Collected data:
%%
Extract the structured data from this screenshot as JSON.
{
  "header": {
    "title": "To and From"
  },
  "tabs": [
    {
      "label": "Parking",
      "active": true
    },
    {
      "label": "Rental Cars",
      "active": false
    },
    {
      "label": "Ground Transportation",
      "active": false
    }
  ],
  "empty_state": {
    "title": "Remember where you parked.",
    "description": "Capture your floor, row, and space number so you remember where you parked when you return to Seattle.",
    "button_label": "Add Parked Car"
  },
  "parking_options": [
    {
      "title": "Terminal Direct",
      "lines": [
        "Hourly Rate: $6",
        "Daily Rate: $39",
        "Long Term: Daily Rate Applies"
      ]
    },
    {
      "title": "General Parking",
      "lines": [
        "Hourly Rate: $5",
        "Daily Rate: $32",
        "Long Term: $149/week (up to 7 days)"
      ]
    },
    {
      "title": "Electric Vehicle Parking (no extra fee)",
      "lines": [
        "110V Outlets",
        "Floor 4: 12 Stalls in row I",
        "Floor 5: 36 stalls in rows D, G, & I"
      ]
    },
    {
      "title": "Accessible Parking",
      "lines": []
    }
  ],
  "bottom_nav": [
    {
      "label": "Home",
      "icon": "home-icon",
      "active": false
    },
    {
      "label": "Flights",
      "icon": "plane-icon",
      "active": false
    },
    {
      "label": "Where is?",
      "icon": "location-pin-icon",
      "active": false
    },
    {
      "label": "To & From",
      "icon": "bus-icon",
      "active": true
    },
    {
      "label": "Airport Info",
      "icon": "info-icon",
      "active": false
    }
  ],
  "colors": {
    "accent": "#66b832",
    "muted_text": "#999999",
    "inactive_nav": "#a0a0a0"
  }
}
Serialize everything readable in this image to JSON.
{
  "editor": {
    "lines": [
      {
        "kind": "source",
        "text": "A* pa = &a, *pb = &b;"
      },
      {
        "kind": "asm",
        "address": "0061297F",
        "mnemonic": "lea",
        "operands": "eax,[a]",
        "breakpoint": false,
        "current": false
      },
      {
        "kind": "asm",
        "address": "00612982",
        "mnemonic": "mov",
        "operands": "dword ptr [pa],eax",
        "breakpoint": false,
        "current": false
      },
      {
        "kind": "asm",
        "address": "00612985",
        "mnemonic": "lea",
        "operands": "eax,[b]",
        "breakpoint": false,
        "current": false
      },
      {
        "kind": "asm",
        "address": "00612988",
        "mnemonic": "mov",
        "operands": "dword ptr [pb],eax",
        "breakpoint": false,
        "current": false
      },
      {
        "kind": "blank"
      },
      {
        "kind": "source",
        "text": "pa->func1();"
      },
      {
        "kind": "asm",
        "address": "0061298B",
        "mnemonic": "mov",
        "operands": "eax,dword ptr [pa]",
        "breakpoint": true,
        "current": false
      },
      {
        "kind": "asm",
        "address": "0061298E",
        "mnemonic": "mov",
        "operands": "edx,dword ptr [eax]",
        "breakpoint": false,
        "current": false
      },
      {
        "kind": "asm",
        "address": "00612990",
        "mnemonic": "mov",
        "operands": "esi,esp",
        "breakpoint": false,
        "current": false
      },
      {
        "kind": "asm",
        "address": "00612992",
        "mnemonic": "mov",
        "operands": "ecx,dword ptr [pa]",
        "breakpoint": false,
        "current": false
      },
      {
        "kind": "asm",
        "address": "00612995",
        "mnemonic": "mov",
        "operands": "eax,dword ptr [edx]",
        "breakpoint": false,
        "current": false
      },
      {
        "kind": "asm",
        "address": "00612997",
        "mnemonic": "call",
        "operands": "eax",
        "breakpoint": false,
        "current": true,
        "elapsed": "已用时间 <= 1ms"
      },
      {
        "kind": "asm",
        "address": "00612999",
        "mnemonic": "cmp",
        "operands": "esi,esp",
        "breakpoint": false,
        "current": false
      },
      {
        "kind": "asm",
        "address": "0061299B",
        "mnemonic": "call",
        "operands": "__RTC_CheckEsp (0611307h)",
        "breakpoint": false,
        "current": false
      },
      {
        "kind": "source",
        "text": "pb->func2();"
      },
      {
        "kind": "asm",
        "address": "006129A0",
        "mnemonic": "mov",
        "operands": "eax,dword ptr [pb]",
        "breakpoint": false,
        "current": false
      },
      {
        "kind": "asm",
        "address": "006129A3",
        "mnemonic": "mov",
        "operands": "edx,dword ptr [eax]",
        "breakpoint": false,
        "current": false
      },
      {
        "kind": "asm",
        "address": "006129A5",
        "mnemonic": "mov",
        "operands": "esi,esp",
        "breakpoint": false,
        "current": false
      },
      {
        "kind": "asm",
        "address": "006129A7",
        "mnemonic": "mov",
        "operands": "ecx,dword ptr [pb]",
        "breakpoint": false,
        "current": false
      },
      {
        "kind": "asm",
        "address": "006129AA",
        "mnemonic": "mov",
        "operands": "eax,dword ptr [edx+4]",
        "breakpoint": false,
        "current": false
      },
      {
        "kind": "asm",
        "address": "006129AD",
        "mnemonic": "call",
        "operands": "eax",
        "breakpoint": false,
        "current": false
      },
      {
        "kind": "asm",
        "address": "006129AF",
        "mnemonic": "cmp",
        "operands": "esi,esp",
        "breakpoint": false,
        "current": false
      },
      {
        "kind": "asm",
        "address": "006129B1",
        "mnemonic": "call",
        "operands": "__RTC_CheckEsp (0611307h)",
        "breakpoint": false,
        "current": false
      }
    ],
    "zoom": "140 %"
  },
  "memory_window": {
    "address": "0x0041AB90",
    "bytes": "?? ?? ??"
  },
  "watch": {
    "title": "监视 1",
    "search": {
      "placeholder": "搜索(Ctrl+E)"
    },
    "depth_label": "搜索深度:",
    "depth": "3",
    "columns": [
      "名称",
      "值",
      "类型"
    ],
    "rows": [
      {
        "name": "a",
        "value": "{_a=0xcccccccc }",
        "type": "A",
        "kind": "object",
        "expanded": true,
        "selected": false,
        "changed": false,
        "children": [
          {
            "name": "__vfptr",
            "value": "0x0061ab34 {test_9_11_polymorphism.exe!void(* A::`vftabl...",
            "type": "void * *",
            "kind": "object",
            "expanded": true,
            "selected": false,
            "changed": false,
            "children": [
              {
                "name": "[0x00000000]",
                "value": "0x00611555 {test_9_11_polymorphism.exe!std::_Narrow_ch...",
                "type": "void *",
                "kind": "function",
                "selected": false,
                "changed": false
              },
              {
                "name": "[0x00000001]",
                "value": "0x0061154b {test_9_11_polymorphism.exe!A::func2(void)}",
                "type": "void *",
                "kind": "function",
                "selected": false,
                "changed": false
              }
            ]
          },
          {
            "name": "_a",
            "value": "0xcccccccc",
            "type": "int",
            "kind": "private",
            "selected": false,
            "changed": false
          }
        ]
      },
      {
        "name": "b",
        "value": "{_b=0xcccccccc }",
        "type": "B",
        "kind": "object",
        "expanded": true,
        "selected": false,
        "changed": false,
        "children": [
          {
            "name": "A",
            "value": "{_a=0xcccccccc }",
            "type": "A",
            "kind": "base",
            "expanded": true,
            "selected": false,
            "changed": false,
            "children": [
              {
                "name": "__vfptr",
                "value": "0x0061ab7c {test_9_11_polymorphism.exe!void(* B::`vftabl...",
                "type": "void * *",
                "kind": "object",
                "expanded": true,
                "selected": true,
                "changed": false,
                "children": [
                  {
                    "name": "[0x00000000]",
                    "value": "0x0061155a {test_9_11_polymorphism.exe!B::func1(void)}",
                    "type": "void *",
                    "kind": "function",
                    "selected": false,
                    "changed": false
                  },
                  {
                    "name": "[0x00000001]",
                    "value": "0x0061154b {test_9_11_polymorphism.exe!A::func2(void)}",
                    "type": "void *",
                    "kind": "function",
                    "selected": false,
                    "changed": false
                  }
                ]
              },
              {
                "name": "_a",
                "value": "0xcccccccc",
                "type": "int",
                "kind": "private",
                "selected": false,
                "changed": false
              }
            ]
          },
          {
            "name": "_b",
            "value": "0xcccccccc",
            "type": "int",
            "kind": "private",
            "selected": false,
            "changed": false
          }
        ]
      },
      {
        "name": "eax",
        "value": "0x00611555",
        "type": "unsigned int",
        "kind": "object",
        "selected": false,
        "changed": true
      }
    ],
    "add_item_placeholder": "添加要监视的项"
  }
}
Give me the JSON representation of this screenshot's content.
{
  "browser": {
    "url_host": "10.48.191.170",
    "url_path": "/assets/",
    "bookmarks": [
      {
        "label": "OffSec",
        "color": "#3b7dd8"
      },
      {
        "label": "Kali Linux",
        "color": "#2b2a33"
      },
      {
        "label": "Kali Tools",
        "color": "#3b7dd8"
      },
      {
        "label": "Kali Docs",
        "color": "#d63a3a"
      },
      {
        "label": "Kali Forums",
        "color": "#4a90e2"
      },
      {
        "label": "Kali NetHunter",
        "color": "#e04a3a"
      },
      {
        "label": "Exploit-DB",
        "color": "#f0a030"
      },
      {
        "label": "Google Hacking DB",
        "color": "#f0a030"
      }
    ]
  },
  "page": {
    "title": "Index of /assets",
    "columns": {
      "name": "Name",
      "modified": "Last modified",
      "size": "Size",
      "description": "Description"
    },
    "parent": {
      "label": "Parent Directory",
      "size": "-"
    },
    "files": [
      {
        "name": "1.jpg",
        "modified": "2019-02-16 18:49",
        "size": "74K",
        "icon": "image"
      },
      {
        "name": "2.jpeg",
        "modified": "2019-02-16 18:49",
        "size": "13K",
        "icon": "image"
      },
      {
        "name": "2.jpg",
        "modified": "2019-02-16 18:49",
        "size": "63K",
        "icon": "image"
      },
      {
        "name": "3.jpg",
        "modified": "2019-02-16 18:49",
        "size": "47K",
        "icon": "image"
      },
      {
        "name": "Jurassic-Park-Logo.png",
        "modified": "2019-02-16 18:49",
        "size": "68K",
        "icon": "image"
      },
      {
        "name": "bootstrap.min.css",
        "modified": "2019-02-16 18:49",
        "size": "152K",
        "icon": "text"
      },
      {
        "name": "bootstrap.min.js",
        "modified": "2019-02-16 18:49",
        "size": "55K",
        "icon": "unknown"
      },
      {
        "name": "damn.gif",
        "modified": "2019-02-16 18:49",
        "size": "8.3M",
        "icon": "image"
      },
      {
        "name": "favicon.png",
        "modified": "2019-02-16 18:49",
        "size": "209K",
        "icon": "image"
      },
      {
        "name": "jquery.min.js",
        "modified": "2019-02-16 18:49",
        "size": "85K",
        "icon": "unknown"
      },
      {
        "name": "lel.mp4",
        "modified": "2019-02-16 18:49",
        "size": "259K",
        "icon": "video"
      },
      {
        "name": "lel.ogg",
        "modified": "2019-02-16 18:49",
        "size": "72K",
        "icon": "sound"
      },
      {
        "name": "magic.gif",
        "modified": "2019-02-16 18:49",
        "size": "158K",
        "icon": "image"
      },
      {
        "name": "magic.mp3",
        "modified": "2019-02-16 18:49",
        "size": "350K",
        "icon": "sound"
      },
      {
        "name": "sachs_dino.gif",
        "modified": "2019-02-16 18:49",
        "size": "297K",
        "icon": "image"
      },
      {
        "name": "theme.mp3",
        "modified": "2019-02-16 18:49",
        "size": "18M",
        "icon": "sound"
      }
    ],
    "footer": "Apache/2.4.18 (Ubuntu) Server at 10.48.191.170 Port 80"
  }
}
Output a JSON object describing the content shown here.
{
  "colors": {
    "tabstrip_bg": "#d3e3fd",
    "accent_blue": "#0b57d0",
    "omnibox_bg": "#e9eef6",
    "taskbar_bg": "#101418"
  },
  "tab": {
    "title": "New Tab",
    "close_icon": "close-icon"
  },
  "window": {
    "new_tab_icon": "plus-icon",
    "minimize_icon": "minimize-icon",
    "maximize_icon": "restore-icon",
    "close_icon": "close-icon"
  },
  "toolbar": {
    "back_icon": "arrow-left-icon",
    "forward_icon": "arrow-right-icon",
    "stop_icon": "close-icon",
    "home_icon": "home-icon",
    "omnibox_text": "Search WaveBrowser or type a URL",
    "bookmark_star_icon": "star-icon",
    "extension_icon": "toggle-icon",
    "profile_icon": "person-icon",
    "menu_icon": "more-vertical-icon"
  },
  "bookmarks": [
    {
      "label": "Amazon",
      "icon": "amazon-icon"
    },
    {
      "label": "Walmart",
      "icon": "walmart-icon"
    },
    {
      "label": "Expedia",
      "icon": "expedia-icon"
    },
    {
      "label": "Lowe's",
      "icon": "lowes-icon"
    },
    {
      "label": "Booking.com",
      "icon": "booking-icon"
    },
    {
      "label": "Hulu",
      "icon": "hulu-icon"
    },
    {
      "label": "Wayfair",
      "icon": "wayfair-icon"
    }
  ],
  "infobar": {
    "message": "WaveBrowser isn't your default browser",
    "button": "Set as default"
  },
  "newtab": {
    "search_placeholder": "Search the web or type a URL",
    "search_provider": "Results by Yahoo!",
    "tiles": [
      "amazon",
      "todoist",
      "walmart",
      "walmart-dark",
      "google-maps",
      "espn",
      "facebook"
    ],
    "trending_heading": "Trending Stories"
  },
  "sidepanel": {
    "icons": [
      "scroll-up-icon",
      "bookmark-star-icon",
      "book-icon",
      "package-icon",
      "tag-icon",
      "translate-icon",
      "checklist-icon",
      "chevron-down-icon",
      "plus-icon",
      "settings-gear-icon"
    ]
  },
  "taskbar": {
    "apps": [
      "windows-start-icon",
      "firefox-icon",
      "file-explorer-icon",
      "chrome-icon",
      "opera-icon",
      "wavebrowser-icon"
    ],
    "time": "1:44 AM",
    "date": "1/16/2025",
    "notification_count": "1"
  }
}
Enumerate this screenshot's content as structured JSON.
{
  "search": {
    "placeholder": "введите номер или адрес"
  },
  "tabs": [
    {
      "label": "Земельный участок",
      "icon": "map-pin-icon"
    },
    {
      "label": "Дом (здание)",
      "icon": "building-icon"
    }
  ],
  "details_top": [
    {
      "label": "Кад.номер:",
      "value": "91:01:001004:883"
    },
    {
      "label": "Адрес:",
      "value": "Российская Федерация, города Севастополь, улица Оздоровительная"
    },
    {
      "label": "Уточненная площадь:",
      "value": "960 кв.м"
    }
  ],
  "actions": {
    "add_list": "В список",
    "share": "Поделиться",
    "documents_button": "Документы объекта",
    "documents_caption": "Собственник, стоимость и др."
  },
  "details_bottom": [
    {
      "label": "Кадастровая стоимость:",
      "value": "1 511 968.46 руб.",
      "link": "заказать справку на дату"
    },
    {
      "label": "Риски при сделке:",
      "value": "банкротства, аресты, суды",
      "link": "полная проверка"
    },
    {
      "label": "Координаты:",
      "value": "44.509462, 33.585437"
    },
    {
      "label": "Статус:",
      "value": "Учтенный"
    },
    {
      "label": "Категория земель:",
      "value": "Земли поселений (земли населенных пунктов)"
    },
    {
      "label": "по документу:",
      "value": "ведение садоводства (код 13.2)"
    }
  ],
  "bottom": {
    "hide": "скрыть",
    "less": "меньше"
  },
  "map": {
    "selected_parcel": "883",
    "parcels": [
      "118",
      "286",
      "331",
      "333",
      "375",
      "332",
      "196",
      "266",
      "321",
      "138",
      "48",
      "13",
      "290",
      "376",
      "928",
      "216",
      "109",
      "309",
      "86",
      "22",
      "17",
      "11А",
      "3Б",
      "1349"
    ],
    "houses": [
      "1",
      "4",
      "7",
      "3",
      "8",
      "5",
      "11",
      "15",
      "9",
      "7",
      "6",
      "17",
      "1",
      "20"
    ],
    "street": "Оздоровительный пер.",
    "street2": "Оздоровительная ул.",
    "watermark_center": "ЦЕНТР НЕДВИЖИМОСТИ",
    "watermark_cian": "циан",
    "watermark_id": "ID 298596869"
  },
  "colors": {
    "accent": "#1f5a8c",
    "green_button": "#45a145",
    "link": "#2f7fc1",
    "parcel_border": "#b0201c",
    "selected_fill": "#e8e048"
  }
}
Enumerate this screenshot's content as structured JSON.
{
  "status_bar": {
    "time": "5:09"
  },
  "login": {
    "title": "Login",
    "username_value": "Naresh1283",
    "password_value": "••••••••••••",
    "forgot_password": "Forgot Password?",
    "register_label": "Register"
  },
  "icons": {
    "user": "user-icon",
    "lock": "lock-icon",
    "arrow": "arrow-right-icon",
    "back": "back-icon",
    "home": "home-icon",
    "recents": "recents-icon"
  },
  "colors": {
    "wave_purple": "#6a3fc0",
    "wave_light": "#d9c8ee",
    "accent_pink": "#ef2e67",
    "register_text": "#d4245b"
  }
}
%%
* Job *
Copy each line of the listing that includes "title".

* Exercise solution *
    "title": "To and From"
    "title": "Remember where you parked.",
      "title": "Terminal Direct",
      "title": "General Parking",
      "title": "Electric Vehicle Parking (no extra fee)",
      "title": "Accessible Parking",
    "title": "监视 1",
    "title": "Index of /assets",
    "title": "New Tab",
    "title": "Login",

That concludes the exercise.